- Source data:
⁂
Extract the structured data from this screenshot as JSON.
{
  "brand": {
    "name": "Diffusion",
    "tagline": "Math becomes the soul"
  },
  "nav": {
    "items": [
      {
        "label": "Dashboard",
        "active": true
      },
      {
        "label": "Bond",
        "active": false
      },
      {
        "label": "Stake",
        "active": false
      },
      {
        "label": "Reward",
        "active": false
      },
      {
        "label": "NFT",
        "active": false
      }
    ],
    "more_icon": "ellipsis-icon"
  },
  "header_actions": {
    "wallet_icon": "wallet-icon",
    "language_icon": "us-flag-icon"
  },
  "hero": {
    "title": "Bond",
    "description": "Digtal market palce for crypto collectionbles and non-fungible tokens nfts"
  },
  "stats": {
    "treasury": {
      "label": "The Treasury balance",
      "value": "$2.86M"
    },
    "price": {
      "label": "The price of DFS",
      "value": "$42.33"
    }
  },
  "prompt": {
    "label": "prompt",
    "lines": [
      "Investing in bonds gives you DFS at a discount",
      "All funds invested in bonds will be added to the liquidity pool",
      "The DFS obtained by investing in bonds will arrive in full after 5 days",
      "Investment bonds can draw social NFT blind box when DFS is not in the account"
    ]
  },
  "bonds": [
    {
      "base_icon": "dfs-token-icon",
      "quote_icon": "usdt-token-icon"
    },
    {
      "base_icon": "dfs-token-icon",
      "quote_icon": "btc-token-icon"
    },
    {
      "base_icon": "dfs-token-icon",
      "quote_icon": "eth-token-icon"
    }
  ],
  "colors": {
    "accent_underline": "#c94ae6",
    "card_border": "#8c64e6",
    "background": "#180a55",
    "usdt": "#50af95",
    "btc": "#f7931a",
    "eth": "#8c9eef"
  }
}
⁂
- STATED PROBLEM:
Copy each line in the data that holds the word "bonds".

- CORRECT RESULT:
      "Investing in bonds gives you DFS at a discount",
      "All funds invested in bonds will be added to the liquidity pool",
      "The DFS obtained by investing in bonds will arrive in full after 5 days",
      "Investment bonds can draw social NFT blind box when DFS is not in the account"
  "bonds": [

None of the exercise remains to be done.